begin

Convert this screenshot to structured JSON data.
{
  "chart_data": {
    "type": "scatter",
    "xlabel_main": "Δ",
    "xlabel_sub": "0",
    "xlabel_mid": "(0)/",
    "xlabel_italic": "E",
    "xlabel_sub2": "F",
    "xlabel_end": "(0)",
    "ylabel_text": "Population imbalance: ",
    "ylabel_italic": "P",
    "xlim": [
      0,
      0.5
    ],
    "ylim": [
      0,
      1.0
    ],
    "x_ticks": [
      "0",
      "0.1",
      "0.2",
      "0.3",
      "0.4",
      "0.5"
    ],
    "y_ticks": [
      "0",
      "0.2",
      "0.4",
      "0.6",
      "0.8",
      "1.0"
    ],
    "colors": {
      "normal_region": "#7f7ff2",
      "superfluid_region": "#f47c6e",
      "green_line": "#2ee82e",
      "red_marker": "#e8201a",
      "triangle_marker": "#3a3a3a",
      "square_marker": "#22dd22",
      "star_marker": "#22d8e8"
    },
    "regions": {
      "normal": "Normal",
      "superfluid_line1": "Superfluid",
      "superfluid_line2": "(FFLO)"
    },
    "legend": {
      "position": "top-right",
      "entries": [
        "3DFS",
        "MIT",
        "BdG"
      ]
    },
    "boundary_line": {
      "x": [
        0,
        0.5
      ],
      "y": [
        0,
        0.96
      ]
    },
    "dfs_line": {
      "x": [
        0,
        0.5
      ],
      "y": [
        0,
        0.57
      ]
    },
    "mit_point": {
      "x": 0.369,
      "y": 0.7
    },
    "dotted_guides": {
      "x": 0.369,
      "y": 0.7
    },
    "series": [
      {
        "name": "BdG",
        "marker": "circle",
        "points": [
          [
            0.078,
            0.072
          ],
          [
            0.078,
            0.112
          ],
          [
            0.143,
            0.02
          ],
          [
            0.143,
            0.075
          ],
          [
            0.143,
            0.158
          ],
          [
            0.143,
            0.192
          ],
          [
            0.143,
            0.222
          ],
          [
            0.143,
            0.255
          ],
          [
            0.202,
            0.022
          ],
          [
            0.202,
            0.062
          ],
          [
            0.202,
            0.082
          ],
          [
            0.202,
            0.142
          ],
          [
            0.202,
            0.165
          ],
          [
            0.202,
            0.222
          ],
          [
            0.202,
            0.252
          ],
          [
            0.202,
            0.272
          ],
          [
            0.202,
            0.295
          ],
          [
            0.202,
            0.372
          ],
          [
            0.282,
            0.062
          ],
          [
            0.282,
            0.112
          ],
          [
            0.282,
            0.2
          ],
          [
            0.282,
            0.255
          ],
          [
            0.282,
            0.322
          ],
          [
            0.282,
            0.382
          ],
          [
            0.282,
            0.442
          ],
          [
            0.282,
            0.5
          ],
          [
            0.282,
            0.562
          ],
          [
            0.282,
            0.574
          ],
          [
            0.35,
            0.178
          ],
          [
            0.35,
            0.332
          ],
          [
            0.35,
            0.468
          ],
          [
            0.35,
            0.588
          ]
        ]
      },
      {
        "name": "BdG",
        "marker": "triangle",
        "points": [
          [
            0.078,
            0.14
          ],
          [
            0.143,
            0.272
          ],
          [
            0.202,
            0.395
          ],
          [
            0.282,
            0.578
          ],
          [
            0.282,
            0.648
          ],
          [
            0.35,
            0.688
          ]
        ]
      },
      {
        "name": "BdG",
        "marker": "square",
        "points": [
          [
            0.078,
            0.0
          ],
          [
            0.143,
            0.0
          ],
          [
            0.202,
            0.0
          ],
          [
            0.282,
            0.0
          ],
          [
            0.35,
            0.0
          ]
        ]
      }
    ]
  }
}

end

__Instructions for the task__
Repeat all the records. Match each line exactly.

__Response to the task__
Convert this screenshot to structured JSON data.
{
  "chart_data": {
    "type": "scatter",
    "xlabel_main": "Δ",
    "xlabel_sub": "0",
    "xlabel_mid": "(0)/",
    "xlabel_italic": "E",
    "xlabel_sub2": "F",
    "xlabel_end": "(0)",
    "ylabel_text": "Population imbalance: ",
    "ylabel_italic": "P",
    "xlim": [
      0,
      0.5
    ],
    "ylim": [
      0,
      1.0
    ],
    "x_ticks": [
      "0",
      "0.1",
      "0.2",
      "0.3",
      "0.4",
      "0.5"
    ],
    "y_ticks": [
      "0",
      "0.2",
      "0.4",
      "0.6",
      "0.8",
      "1.0"
    ],
    "colors": {
      "normal_region": "#7f7ff2",
      "superfluid_region": "#f47c6e",
      "green_line": "#2ee82e",
      "red_marker": "#e8201a",
      "triangle_marker": "#3a3a3a",
      "square_marker": "#22dd22",
      "star_marker": "#22d8e8"
    },
    "regions": {
      "normal": "Normal",
      "superfluid_line1": "Superfluid",
      "superfluid_line2": "(FFLO)"
    },
    "legend": {
      "position": "top-right",
      "entries": [
        "3DFS",
        "MIT",
        "BdG"
      ]
    },
    "boundary_line": {
      "x": [
        0,
        0.5
      ],
      "y": [
        0,
        0.96
      ]
    },
    "dfs_line": {
      "x": [
        0,
        0.5
      ],
      "y": [
        0,
        0.57
      ]
    },
    "mit_point": {
      "x": 0.369,
      "y": 0.7
    },
    "dotted_guides": {
      "x": 0.369,
      "y": 0.7
    },
    "series": [
      {
        "name": "BdG",
        "marker": "circle",
        "points": [
          [
            0.078,
            0.072
          ],
          [
            0.078,
            0.112
          ],
          [
            0.143,
            0.02
          ],
          [
            0.143,
            0.075
          ],
          [
            0.143,
            0.158
          ],
          [
            0.143,
            0.192
          ],
          [
            0.143,
            0.222
          ],
          [
            0.143,
            0.255
          ],
          [
            0.202,
            0.022
          ],
          [
            0.202,
            0.062
          ],
          [
            0.202,
            0.082
          ],
          [
            0.202,
            0.142
          ],
          [
            0.202,
            0.165
          ],
          [
            0.202,
            0.222
          ],
          [
            0.202,
            0.252
          ],
          [
            0.202,
            0.272
          ],
          [
            0.202,
            0.295
          ],
          [
            0.202,
            0.372
          ],
          [
            0.282,
            0.062
          ],
          [
            0.282,
            0.112
          ],
          [
            0.282,
            0.2
          ],
          [
            0.282,
            0.255
          ],
          [
            0.282,
            0.322
          ],
          [
            0.282,
            0.382
          ],
          [
            0.282,
            0.442
          ],
          [
            0.282,
            0.5
          ],
          [
            0.282,
            0.562
          ],
          [
            0.282,
            0.574
          ],
          [
            0.35,
            0.178
          ],
          [
            0.35,
            0.332
          ],
          [
            0.35,
            0.468
          ],
          [
            0.35,
            0.588
          ]
        ]
      },
      {
        "name": "BdG",
        "marker": "triangle",
        "points": [
          [
            0.078,
            0.14
          ],
          [
            0.143,
            0.272
          ],
          [
            0.202,
            0.395
          ],
          [
            0.282,
            0.578
          ],
          [
            0.282,
            0.648
          ],
          [
            0.35,
            0.688
          ]
        ]
      },
      {
        "name": "BdG",
        "marker": "square",
        "points": [
          [
            0.078,
            0.0
          ],
          [
            0.143,
            0.0
          ],
          [
            0.202,
            0.0
          ],
          [
            0.282,
            0.0
          ],
          [
            0.35,
            0.0
          ]
        ]
      }
    ]
  }
}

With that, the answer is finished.